-- START OF Dataset content --

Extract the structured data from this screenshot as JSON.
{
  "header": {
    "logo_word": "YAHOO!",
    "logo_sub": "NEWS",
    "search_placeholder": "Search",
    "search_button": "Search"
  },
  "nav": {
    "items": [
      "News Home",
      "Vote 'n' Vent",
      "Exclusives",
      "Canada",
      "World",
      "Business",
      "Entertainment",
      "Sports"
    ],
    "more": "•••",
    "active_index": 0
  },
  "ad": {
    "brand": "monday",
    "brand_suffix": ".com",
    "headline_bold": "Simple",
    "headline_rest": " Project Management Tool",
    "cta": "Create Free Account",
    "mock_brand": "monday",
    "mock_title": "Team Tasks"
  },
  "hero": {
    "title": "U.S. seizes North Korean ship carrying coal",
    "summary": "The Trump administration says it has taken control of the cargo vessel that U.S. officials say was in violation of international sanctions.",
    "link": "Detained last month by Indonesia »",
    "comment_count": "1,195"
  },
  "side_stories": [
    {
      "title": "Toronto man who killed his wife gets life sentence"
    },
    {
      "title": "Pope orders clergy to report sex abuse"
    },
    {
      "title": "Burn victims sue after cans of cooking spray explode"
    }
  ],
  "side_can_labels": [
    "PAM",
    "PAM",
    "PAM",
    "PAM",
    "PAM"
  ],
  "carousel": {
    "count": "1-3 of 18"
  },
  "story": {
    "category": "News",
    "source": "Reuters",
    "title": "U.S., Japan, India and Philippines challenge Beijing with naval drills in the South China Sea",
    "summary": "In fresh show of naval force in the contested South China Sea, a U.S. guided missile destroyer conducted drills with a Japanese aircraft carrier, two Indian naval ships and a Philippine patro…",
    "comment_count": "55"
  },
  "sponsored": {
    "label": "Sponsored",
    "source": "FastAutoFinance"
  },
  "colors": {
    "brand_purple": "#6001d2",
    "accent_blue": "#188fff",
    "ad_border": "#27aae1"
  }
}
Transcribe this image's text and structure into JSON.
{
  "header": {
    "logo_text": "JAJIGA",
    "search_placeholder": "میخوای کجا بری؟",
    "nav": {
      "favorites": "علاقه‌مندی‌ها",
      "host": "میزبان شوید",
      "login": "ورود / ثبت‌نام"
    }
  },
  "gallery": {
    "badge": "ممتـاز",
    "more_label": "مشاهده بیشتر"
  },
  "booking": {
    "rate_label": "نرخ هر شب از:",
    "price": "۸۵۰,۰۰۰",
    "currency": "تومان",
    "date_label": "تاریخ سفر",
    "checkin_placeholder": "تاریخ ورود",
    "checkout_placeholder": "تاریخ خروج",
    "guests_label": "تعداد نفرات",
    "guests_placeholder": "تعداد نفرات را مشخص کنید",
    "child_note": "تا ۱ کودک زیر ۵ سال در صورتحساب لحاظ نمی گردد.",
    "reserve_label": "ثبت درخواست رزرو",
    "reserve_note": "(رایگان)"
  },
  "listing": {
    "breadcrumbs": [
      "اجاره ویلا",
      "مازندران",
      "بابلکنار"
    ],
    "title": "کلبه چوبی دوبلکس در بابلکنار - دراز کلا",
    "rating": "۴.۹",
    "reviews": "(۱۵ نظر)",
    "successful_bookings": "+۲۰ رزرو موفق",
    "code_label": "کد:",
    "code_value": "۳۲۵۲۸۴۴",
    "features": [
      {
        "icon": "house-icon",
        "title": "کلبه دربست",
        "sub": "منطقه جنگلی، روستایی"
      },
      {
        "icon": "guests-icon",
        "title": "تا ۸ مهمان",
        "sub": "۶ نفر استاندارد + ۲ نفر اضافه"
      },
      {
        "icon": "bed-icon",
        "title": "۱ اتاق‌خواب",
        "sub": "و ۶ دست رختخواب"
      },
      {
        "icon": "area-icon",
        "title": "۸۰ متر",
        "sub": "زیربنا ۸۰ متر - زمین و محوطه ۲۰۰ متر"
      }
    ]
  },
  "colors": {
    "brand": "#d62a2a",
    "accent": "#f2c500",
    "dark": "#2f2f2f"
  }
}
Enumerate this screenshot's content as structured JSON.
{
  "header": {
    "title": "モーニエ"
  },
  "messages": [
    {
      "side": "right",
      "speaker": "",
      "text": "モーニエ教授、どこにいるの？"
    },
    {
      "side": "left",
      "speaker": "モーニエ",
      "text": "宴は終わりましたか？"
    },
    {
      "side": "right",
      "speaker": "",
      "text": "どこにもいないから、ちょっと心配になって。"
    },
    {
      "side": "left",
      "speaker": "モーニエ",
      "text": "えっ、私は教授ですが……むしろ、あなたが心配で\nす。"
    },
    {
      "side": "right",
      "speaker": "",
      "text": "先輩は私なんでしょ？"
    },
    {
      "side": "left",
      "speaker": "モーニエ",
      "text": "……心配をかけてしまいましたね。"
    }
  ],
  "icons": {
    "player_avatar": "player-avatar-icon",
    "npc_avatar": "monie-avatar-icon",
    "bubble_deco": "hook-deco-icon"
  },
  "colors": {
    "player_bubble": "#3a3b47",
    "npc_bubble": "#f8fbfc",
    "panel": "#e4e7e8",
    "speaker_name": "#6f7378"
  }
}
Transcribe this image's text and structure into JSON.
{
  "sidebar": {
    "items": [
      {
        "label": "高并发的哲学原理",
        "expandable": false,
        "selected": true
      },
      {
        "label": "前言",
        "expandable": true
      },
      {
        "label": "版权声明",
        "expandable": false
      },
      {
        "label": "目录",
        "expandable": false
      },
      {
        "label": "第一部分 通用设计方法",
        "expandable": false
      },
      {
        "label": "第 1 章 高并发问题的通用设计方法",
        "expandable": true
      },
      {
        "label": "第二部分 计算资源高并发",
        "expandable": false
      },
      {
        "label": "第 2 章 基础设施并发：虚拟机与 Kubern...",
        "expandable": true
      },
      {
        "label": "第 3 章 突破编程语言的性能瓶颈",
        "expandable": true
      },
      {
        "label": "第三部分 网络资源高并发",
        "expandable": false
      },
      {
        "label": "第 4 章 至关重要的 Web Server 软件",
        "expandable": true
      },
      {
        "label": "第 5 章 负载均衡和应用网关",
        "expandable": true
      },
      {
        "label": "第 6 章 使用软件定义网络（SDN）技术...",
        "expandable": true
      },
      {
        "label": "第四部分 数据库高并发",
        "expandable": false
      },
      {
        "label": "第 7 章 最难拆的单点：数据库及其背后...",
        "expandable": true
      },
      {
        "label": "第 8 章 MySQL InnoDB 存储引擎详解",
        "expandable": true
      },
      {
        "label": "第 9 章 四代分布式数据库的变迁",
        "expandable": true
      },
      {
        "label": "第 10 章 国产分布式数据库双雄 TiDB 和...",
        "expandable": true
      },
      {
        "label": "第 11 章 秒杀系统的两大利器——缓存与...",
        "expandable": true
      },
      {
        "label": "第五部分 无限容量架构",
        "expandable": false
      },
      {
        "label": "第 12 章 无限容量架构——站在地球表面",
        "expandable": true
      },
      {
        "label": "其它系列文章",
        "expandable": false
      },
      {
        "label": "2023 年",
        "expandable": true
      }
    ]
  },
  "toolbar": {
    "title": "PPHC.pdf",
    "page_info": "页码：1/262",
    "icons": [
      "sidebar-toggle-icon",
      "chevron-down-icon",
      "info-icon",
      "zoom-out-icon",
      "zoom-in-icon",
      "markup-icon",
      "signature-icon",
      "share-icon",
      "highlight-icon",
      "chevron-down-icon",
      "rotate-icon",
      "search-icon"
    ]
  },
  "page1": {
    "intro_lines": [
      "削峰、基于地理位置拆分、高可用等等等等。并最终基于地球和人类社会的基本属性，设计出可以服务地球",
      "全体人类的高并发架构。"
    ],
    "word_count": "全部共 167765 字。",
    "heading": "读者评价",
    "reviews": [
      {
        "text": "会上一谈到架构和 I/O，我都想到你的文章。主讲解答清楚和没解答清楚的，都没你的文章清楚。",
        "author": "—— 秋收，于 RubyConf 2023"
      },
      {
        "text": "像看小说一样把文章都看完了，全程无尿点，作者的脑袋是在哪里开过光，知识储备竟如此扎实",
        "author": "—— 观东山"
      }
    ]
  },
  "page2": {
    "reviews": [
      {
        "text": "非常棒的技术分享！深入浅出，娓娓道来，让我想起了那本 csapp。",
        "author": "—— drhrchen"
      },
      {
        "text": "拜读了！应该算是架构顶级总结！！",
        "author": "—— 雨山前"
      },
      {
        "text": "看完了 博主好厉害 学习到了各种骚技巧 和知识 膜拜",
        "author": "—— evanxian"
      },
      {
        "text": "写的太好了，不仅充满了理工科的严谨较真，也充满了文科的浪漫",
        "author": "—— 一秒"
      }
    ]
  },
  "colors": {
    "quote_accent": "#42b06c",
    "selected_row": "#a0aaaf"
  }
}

-- END OF Dataset content --

- **What you are asked to do**
Copy out every line from the material above in which the word "رزرو" appears.

- **Exercise solution**
    "reserve_label": "ثبت درخواست رزرو",
    "successful_bookings": "+۲۰ رزرو موفق",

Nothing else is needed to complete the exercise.